_RECORDS TO PROCESS:_
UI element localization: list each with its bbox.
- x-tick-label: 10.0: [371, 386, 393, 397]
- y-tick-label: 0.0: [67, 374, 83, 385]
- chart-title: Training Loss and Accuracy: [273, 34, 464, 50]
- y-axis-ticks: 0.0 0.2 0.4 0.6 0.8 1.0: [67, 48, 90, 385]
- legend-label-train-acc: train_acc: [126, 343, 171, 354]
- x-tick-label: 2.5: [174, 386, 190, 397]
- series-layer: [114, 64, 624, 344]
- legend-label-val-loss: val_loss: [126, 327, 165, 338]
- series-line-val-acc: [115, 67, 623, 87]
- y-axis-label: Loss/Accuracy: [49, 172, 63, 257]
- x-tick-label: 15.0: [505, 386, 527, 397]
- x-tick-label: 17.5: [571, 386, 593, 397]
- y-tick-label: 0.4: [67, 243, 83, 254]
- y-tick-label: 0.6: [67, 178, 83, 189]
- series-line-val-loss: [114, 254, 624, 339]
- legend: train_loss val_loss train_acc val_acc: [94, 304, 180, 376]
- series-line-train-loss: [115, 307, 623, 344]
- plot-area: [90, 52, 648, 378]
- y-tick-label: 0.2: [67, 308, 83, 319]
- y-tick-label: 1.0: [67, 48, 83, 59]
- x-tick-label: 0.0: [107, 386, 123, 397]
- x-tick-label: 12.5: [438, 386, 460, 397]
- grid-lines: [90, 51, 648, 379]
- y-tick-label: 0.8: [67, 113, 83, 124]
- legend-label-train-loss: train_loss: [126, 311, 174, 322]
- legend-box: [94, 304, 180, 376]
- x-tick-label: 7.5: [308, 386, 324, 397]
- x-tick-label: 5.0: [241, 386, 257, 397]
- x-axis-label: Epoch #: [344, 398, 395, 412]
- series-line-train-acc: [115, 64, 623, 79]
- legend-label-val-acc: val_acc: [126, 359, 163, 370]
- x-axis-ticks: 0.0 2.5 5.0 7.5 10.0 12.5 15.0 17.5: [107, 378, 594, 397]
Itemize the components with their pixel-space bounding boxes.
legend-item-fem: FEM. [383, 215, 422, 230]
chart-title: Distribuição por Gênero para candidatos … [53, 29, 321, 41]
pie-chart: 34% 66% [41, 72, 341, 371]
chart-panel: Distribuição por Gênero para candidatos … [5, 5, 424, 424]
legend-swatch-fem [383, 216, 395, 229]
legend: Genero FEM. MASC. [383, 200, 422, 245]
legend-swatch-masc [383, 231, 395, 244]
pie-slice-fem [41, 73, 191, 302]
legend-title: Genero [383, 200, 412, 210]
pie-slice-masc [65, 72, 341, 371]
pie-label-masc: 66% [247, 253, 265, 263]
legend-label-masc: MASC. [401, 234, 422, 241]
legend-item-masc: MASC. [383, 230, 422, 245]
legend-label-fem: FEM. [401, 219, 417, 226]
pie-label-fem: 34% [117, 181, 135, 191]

_WHAT YOU NEED TO DO:_
Identify each line in the records above that contains the string "Distribuição", matching case exactly, and copy those lines.

_EXPECTED OUTPUT:_
chart-title: Distribuição por Gênero para candidatos … [53, 29, 321, 41]
chart-panel: Distribuição por Gênero para candidatos … [5, 5, 424, 424]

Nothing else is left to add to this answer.